%%
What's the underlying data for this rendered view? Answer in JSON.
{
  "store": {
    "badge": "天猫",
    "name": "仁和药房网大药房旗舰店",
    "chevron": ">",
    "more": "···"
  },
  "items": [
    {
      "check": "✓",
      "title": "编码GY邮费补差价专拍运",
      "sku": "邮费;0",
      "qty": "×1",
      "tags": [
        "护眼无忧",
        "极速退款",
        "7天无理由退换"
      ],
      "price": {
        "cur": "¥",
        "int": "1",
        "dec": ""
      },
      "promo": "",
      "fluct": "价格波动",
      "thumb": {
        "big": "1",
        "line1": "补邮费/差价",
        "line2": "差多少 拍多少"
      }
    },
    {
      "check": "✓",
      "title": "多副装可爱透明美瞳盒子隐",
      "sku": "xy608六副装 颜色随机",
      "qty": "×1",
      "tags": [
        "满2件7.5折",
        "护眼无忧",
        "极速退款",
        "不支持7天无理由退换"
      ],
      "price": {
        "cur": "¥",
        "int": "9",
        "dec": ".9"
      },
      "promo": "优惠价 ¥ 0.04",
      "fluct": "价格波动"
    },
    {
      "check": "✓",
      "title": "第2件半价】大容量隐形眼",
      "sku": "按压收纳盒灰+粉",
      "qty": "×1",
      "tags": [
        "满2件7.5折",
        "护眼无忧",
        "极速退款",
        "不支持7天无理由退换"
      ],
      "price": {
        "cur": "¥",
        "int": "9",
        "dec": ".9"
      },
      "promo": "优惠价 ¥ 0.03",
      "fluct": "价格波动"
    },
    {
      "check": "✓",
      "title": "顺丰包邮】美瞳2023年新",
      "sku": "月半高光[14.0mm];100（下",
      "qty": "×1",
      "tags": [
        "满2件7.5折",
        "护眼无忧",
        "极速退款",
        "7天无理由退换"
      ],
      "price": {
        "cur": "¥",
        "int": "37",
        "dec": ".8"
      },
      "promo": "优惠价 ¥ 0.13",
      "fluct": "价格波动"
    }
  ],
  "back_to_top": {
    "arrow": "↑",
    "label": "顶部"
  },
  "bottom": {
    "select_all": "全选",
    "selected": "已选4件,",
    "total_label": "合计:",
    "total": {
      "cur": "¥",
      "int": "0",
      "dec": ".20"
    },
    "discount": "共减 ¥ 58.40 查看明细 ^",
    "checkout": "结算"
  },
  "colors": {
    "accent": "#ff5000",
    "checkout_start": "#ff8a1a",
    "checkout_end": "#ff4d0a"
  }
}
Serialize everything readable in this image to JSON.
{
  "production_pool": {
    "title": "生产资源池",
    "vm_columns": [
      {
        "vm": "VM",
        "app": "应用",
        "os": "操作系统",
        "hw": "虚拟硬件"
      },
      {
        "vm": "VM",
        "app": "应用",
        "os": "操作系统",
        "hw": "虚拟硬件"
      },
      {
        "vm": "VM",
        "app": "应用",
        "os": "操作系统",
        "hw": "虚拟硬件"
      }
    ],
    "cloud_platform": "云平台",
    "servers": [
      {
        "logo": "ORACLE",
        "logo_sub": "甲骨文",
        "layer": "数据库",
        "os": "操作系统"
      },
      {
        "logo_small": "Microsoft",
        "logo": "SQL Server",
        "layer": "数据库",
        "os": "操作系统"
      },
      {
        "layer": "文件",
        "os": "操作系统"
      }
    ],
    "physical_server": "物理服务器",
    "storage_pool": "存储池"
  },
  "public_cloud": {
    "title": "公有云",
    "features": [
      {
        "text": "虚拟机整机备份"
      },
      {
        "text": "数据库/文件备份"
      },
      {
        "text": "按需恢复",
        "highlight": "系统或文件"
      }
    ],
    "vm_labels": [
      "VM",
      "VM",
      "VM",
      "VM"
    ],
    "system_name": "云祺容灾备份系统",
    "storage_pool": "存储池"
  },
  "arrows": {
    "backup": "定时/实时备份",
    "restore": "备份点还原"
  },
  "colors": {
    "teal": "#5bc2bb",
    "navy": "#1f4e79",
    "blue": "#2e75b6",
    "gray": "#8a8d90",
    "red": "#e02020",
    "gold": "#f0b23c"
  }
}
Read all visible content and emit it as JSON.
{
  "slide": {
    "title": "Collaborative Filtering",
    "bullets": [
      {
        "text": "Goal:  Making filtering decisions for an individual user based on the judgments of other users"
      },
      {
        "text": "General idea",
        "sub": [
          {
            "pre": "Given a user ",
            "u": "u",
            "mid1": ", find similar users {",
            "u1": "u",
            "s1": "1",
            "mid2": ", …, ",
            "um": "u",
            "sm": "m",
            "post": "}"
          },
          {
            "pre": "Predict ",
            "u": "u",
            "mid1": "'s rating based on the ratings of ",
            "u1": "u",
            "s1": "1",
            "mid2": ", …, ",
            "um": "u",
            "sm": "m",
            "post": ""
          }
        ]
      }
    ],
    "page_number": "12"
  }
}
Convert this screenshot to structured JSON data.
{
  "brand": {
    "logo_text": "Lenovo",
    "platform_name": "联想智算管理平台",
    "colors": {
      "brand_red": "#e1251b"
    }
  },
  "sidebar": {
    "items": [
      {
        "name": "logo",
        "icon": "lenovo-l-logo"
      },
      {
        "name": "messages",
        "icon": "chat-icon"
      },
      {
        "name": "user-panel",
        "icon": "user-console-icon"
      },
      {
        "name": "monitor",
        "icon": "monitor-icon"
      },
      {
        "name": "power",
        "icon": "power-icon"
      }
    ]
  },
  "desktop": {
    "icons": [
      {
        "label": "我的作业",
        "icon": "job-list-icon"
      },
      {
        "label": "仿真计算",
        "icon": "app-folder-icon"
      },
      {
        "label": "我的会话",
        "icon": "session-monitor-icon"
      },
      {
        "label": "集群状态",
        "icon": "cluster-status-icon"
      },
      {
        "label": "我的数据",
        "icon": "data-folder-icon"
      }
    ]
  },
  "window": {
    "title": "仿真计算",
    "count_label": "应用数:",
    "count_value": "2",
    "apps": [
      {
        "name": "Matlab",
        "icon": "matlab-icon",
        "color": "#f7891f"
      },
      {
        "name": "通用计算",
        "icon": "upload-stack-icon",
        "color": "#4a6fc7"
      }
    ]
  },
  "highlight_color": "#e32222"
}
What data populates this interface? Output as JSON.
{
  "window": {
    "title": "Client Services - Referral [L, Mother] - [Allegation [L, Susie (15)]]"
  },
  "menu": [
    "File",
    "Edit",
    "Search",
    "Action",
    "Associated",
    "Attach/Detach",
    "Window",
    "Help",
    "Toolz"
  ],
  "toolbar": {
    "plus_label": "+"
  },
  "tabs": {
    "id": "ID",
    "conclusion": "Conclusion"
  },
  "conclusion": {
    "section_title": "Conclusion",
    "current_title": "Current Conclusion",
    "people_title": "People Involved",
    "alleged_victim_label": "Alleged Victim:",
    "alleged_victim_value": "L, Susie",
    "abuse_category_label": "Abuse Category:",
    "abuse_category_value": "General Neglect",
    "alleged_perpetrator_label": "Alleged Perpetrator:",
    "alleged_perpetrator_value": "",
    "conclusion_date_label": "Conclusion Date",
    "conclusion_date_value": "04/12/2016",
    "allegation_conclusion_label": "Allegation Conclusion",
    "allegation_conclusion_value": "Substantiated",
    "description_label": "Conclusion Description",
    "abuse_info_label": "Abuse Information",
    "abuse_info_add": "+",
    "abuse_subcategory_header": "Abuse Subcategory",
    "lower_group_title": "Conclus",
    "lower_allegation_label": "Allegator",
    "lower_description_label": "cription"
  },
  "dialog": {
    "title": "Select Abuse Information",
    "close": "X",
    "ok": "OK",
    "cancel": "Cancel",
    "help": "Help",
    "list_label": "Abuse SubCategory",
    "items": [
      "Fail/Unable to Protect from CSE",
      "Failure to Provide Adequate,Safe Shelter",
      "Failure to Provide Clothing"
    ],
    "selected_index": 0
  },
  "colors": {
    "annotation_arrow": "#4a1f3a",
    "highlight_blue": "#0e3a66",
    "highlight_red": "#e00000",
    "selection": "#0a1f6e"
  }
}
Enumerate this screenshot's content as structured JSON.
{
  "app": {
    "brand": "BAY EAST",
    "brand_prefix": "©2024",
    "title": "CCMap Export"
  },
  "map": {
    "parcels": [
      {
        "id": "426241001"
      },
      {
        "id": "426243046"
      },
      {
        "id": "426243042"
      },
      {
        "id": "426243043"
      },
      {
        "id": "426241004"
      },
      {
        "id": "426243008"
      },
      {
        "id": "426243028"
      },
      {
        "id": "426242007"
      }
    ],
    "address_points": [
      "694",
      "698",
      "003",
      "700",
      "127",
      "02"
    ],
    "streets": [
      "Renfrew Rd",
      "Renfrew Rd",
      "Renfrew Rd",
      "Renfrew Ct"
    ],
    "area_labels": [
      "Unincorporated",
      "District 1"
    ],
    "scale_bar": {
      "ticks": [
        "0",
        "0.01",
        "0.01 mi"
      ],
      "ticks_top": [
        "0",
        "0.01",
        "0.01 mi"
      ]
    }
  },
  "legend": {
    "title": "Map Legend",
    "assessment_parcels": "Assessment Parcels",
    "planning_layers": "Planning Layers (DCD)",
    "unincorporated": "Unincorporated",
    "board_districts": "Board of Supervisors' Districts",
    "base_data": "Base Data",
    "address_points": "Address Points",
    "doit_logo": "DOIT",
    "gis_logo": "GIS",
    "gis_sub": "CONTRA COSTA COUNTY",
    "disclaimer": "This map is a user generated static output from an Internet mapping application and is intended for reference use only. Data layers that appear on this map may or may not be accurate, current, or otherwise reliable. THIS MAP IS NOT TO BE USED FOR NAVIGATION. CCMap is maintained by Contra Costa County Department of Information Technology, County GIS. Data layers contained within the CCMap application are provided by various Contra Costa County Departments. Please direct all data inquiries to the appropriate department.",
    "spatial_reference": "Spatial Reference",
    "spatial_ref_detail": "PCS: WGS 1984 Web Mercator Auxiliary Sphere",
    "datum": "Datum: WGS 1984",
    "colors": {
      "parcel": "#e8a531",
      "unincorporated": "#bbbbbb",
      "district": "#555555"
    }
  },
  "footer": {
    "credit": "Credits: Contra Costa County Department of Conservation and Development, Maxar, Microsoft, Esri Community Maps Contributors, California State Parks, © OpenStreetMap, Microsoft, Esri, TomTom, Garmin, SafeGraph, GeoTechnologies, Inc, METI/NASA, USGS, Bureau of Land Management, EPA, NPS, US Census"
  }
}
%%
- _Your objective_
Read the entries and show each line that mentions "What".

- _Result_
What's the underlying data for this rendered view? Answer in JSON.
What data populates this interface? Output as JSON.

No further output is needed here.